▸ **MATERIAL FOR THE TASK**:
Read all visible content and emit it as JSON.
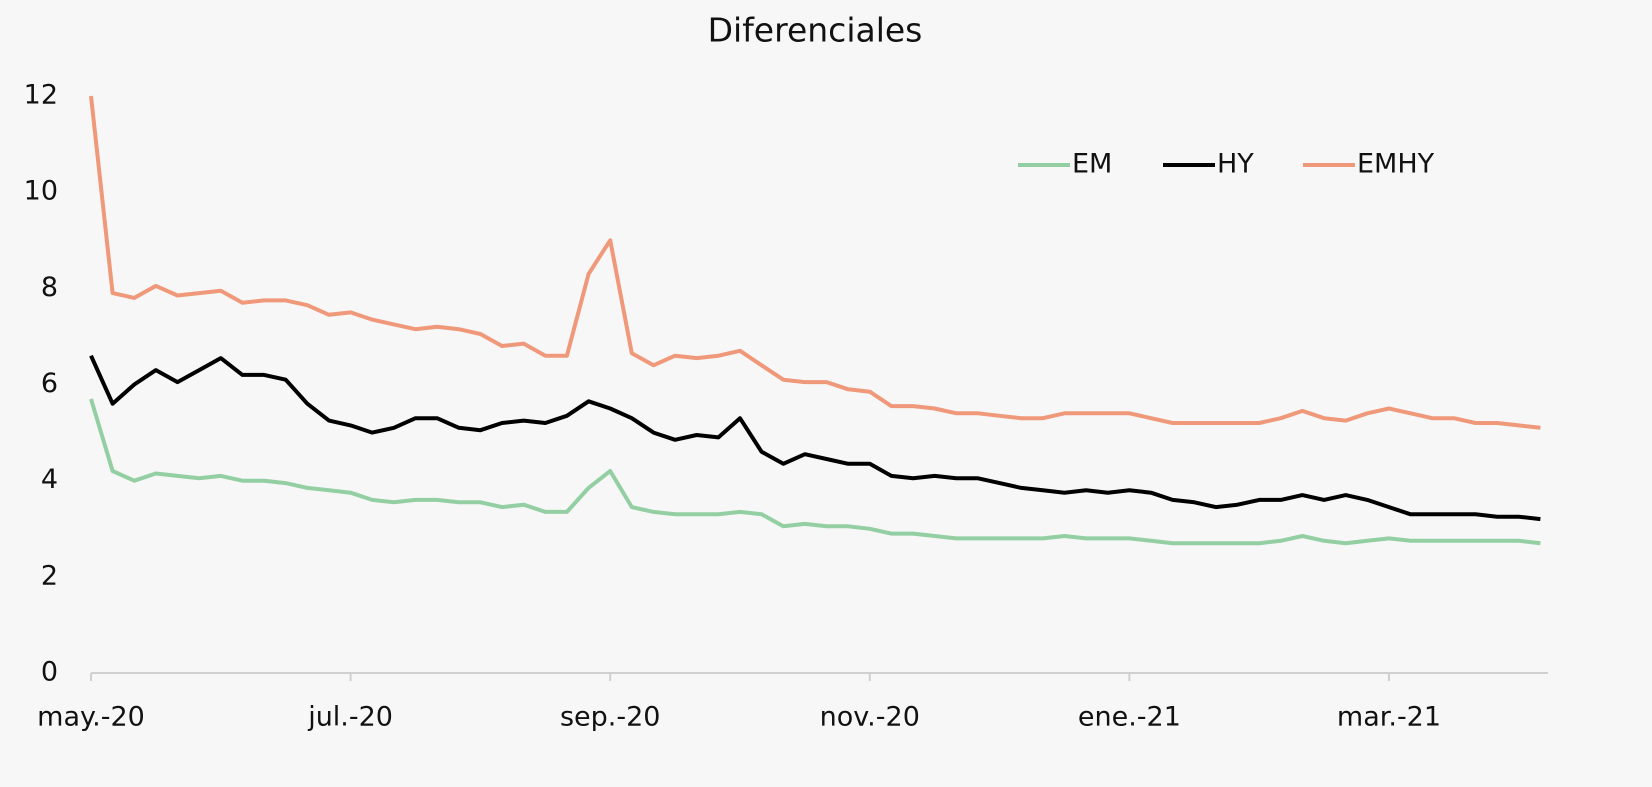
{
  "chart_data": {
    "type": "line",
    "title": "Diferenciales",
    "categories": [
      "may.-20",
      null,
      null,
      null,
      null,
      null,
      null,
      null,
      null,
      null,
      null,
      null,
      "jul.-20",
      null,
      null,
      null,
      null,
      null,
      null,
      null,
      null,
      null,
      null,
      null,
      "sep.-20",
      null,
      null,
      null,
      null,
      null,
      null,
      null,
      null,
      null,
      null,
      null,
      "nov.-20",
      null,
      null,
      null,
      null,
      null,
      null,
      null,
      null,
      null,
      null,
      null,
      "ene.-21",
      null,
      null,
      null,
      null,
      null,
      null,
      null,
      null,
      null,
      null,
      null,
      "mar.-21",
      null,
      null,
      null,
      null,
      null,
      null,
      null
    ],
    "series": [
      {
        "name": "EM",
        "color": "#93cfa3",
        "values": [
          5.7,
          4.2,
          4.0,
          4.15,
          4.1,
          4.05,
          4.1,
          4.0,
          4.0,
          3.95,
          3.85,
          3.8,
          3.75,
          3.6,
          3.55,
          3.6,
          3.6,
          3.55,
          3.55,
          3.45,
          3.5,
          3.35,
          3.35,
          3.85,
          4.2,
          3.45,
          3.35,
          3.3,
          3.3,
          3.3,
          3.35,
          3.3,
          3.05,
          3.1,
          3.05,
          3.05,
          3.0,
          2.9,
          2.9,
          2.85,
          2.8,
          2.8,
          2.8,
          2.8,
          2.8,
          2.85,
          2.8,
          2.8,
          2.8,
          2.75,
          2.7,
          2.7,
          2.7,
          2.7,
          2.7,
          2.75,
          2.85,
          2.75,
          2.7,
          2.75,
          2.8,
          2.75,
          2.75,
          2.75,
          2.75,
          2.75,
          2.75,
          2.7
        ]
      },
      {
        "name": "HY",
        "color": "#000000",
        "values": [
          6.6,
          5.6,
          6.0,
          6.3,
          6.05,
          6.3,
          6.55,
          6.2,
          6.2,
          6.1,
          5.6,
          5.25,
          5.15,
          5.0,
          5.1,
          5.3,
          5.3,
          5.1,
          5.05,
          5.2,
          5.25,
          5.2,
          5.35,
          5.65,
          5.5,
          5.3,
          5.0,
          4.85,
          4.95,
          4.9,
          5.3,
          4.6,
          4.35,
          4.55,
          4.45,
          4.35,
          4.35,
          4.1,
          4.05,
          4.1,
          4.05,
          4.05,
          3.95,
          3.85,
          3.8,
          3.75,
          3.8,
          3.75,
          3.8,
          3.75,
          3.6,
          3.55,
          3.45,
          3.5,
          3.6,
          3.6,
          3.7,
          3.6,
          3.7,
          3.6,
          3.45,
          3.3,
          3.3,
          3.3,
          3.3,
          3.25,
          3.25,
          3.2
        ]
      },
      {
        "name": "EMHY",
        "color": "#f0987a",
        "values": [
          12,
          7.9,
          7.8,
          8.05,
          7.85,
          7.9,
          7.95,
          7.7,
          7.75,
          7.75,
          7.65,
          7.45,
          7.5,
          7.35,
          7.25,
          7.15,
          7.2,
          7.15,
          7.05,
          6.8,
          6.85,
          6.6,
          6.6,
          8.3,
          9.0,
          6.65,
          6.4,
          6.6,
          6.55,
          6.6,
          6.7,
          6.4,
          6.1,
          6.05,
          6.05,
          5.9,
          5.85,
          5.55,
          5.55,
          5.5,
          5.4,
          5.4,
          5.35,
          5.3,
          5.3,
          5.4,
          5.4,
          5.4,
          5.4,
          5.3,
          5.2,
          5.2,
          5.2,
          5.2,
          5.2,
          5.3,
          5.45,
          5.3,
          5.25,
          5.4,
          5.5,
          5.4,
          5.3,
          5.3,
          5.2,
          5.2,
          5.15,
          5.1
        ]
      }
    ],
    "ylim": [
      0,
      12
    ],
    "yticks": [
      0,
      2,
      4,
      6,
      8,
      10,
      12
    ],
    "grid": false,
    "legend": "top-right"
  }
}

▸ **TO DO**: Search the preceding listing for the word "color" and pull out every line that holds it.

▸ **EXERCISE RESULT**:
        "color": "#93cfa3",
        "color": "#000000",
        "color": "#f0987a",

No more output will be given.